Jacob’s title was controls technician but nobody else at the potash mine worked in controls, i.e. there was no controls engineer. So, Jacob essentially did everything.
“I was basically thrown in so had to progress very rapidly,” Jacob said. “They’d ask if I could do something and if I couldn’t, I basically had to figure it out. It was a steep learning curve, but the experience and knowledge I got from working at the mine were invaluable.”
The next move came in 2015 when he went to work for the City of Loveland, Colorado as a PLC and SCADA programmer in the water department. It was in this role that he met a recruiter for SL Controls.
Ireland Beckons
Jacob first discussed a position with a different company located in Baton Rouge in the US but that wasn’t something that interested him. Moving to Ireland, however, and a position with SL Controls, did.
He said: “I didn’t have a connection with Ireland except through my wife’s family, but I had been in Ireland before. During my archaeology degree, I came to England as part of the course. While there, I took the opportunity to take a trip to Ireland. Over those two weeks, I fell in love with the place. That made it easy to make the decision when I was offered the opportunity to move to Ireland.”
So, Jacob, his wife, and his three-year-old daughter moved here in 2016. With his military background, however, where moving is something you do on a regular basis, the resettlement in Ireland was simple. He was straight into a job too, working for SL Controls on a project for a large client in Dublin.
Jacob is now based in the Limerick office. Given the clients that SL Controls has on its books, there is a much larger compliance element to the role, but the programming and other skills are essentially the same. Jacob’s unconventional career path was, therefore, a highly successful one.
Plus, he likes the position he currently is in. He said: “I like living in Ireland and SL Controls is an easy place to work. The projects are interesting and the approach to HR is the best I’ve encountered.”
“Moving to Ireland and SL Controls has been another step in the evolution of my career.”
· · ·
WORK TO COMPLETE:
**A.** Judge whether each statement agrees with the profile of Jacob's career, answering yes or no and quoting the profile's words that decide it: (i) Jacob moved to Ireland in 2016 with his wife and daughter; (ii) Jacob worked for the City of Loveland as a controls engineer; (iii) Jacob is now based in the Dublin office.
**B.** From the entries, output as a JSON list of strings, one string per line, the lines starting with the line that contains "writing-cell[interactable] <box>625 1174" and going on through the line that contains "writing-cell[interactable] <box>785 1214", with both of those lines included.
The profile of Jacob's career has no connection to the entries that come after it.

Layout element entries:
· · ·
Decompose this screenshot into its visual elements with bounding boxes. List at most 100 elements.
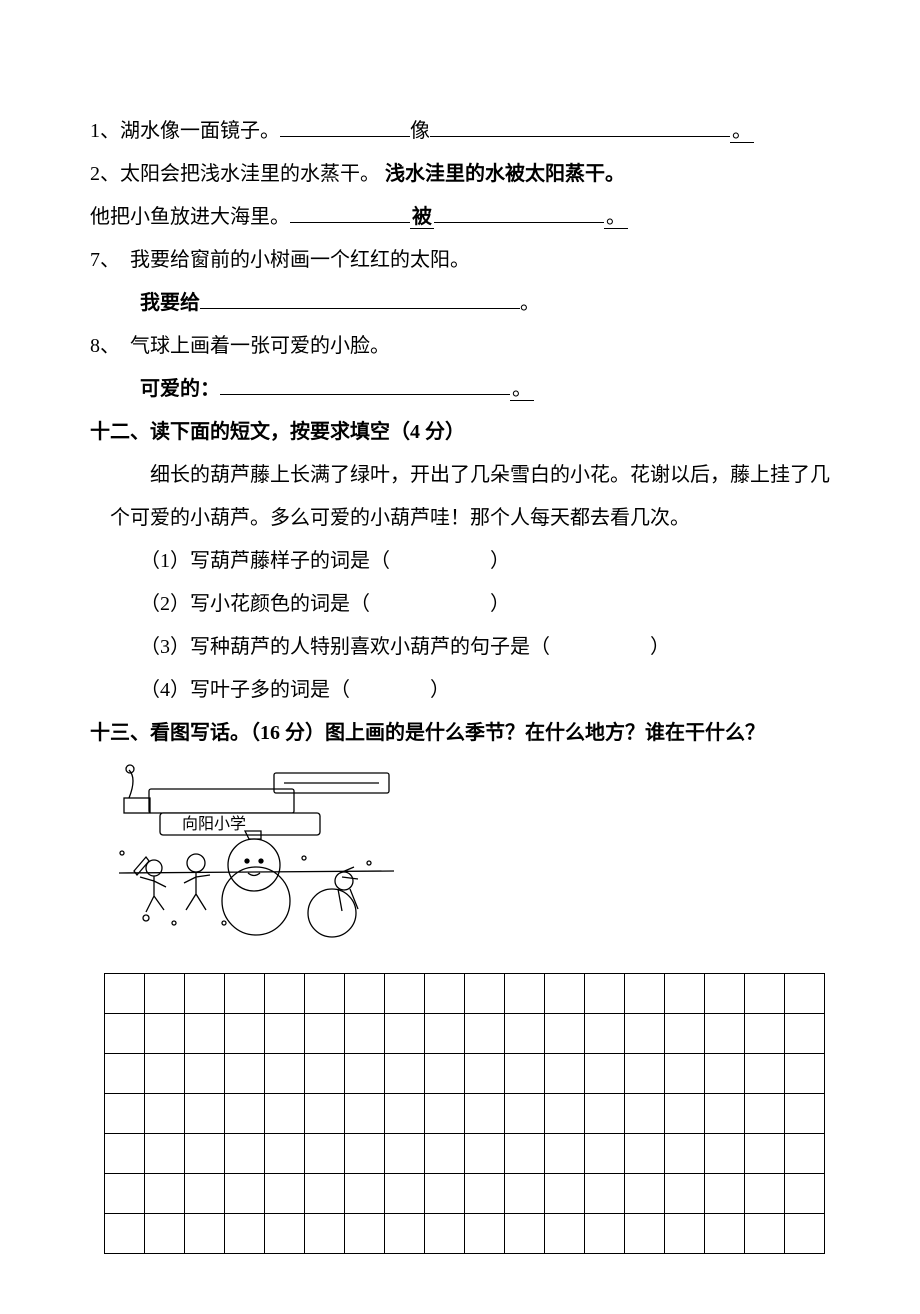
writing-cell[interactable] <box>625 1174 665 1214</box>
writing-cell[interactable] <box>305 1094 345 1134</box>
writing-cell[interactable] <box>585 1134 625 1174</box>
writing-cell[interactable] <box>625 1054 665 1094</box>
writing-cell[interactable] <box>145 1054 185 1094</box>
writing-cell[interactable] <box>225 1174 265 1214</box>
writing-cell[interactable] <box>705 1014 745 1054</box>
writing-cell[interactable] <box>105 1134 145 1174</box>
writing-cell[interactable] <box>345 1134 385 1174</box>
writing-cell[interactable] <box>585 1214 625 1254</box>
writing-cell[interactable] <box>785 1214 825 1254</box>
writing-cell[interactable] <box>625 1134 665 1174</box>
writing-cell[interactable] <box>705 1174 745 1214</box>
writing-cell[interactable] <box>465 1014 505 1054</box>
writing-cell[interactable] <box>625 1094 665 1134</box>
q1-blank-b[interactable] <box>430 115 730 137</box>
writing-cell[interactable] <box>385 974 425 1014</box>
writing-cell[interactable] <box>345 1094 385 1134</box>
writing-cell[interactable] <box>105 1054 145 1094</box>
writing-cell[interactable] <box>185 1014 225 1054</box>
writing-cell[interactable] <box>545 1014 585 1054</box>
writing-cell[interactable] <box>145 1134 185 1174</box>
writing-cell[interactable] <box>385 1094 425 1134</box>
writing-cell[interactable] <box>185 1214 225 1254</box>
writing-cell[interactable] <box>145 1174 185 1214</box>
writing-cell[interactable] <box>425 1014 465 1054</box>
writing-cell[interactable] <box>665 1174 705 1214</box>
writing-cell[interactable] <box>785 1174 825 1214</box>
writing-cell[interactable] <box>785 1094 825 1134</box>
writing-cell[interactable] <box>745 1094 785 1134</box>
writing-cell[interactable] <box>105 1214 145 1254</box>
writing-cell[interactable] <box>185 1134 225 1174</box>
writing-cell[interactable] <box>225 1134 265 1174</box>
writing-cell[interactable] <box>265 974 305 1014</box>
writing-cell[interactable] <box>745 1134 785 1174</box>
writing-cell[interactable] <box>385 1134 425 1174</box>
writing-cell[interactable] <box>705 1214 745 1254</box>
writing-cell[interactable] <box>465 1214 505 1254</box>
writing-cell[interactable] <box>785 1054 825 1094</box>
writing-cell[interactable] <box>505 1214 545 1254</box>
writing-cell[interactable] <box>225 1054 265 1094</box>
writing-cell[interactable] <box>265 1214 305 1254</box>
writing-cell[interactable] <box>385 1054 425 1094</box>
writing-cell[interactable] <box>145 974 185 1014</box>
writing-cell[interactable] <box>185 1054 225 1094</box>
writing-cell[interactable] <box>665 974 705 1014</box>
writing-cell[interactable] <box>465 1134 505 1174</box>
writing-cell[interactable] <box>305 974 345 1014</box>
writing-cell[interactable] <box>665 1214 705 1254</box>
writing-cell[interactable] <box>785 1134 825 1174</box>
q1-blank-a[interactable] <box>280 115 410 137</box>
writing-cell[interactable] <box>545 1134 585 1174</box>
writing-cell[interactable] <box>465 1094 505 1134</box>
writing-cell[interactable] <box>265 1174 305 1214</box>
writing-cell[interactable] <box>625 1014 665 1054</box>
writing-cell[interactable] <box>425 974 465 1014</box>
writing-cell[interactable] <box>545 1174 585 1214</box>
writing-cell[interactable] <box>745 1174 785 1214</box>
writing-cell[interactable] <box>305 1134 345 1174</box>
writing-cell[interactable] <box>625 1214 665 1254</box>
writing-cell[interactable] <box>665 1014 705 1054</box>
writing-cell[interactable] <box>785 1014 825 1054</box>
writing-cell[interactable] <box>705 1094 745 1134</box>
writing-cell[interactable] <box>345 974 385 1014</box>
writing-cell[interactable] <box>225 1214 265 1254</box>
writing-cell[interactable] <box>665 1134 705 1174</box>
writing-cell[interactable] <box>505 1014 545 1054</box>
writing-cell[interactable] <box>425 1134 465 1174</box>
writing-cell[interactable] <box>465 1174 505 1214</box>
writing-cell[interactable] <box>305 1174 345 1214</box>
writing-cell[interactable] <box>345 1214 385 1254</box>
writing-cell[interactable] <box>225 974 265 1014</box>
writing-cell[interactable] <box>785 974 825 1014</box>
writing-cell[interactable] <box>145 1094 185 1134</box>
writing-cell[interactable] <box>345 1174 385 1214</box>
writing-cell[interactable] <box>225 1094 265 1134</box>
writing-cell[interactable] <box>345 1014 385 1054</box>
writing-cell[interactable] <box>505 1174 545 1214</box>
writing-cell[interactable] <box>265 1134 305 1174</box>
writing-cell[interactable] <box>105 1094 145 1134</box>
writing-cell[interactable] <box>145 1014 185 1054</box>
q2-blank-b[interactable] <box>434 201 604 223</box>
writing-cell[interactable] <box>185 974 225 1014</box>
writing-cell[interactable] <box>265 1094 305 1134</box>
writing-cell[interactable] <box>265 1014 305 1054</box>
writing-cell[interactable] <box>425 1054 465 1094</box>
writing-cell[interactable] <box>625 974 665 1014</box>
writing-cell[interactable] <box>385 1214 425 1254</box>
writing-cell[interactable] <box>145 1214 185 1254</box>
writing-cell[interactable] <box>585 1054 625 1094</box>
writing-cell[interactable] <box>545 1094 585 1134</box>
writing-cell[interactable] <box>705 1134 745 1174</box>
writing-cell[interactable] <box>105 1014 145 1054</box>
writing-cell[interactable] <box>225 1014 265 1054</box>
writing-cell[interactable] <box>105 974 145 1014</box>
writing-cell[interactable] <box>665 1094 705 1134</box>
writing-cell[interactable] <box>465 974 505 1014</box>
writing-cell[interactable] <box>545 1054 585 1094</box>
writing-cell[interactable] <box>665 1054 705 1094</box>
writing-cell[interactable] <box>345 1054 385 1094</box>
· · ·
REPLIES:
**A.**
(i) Yes: "So, Jacob, his wife, and his three-year-old daughter moved here in 2016."
(ii) No: "as a PLC and SCADA programmer in the water department"
(iii) No: "Jacob is now based in the Limerick office."

**B.**
[
  "writing-cell[interactable] <box>625 1174 665 1214</box>",
  "writing-cell[interactable] <box>305 1094 345 1134</box>",
  "writing-cell[interactable] <box>585 1134 625 1174</box>",
  "writing-cell[interactable] <box>625 1054 665 1094</box>",
  "writing-cell[interactable] <box>145 1054 185 1094</box>",
  "writing-cell[interactable] <box>225 1174 265 1214</box>",
  "writing-cell[interactable] <box>705 1014 745 1054</box>",
  "writing-cell[interactable] <box>105 1134 145 1174</box>",
  "writing-cell[interactable] <box>345 1134 385 1174</box>",
  "writing-cell[interactable] <box>585 1214 625 1254</box>",
  "writing-cell[interactable] <box>785 1214 825 1254</box>"
]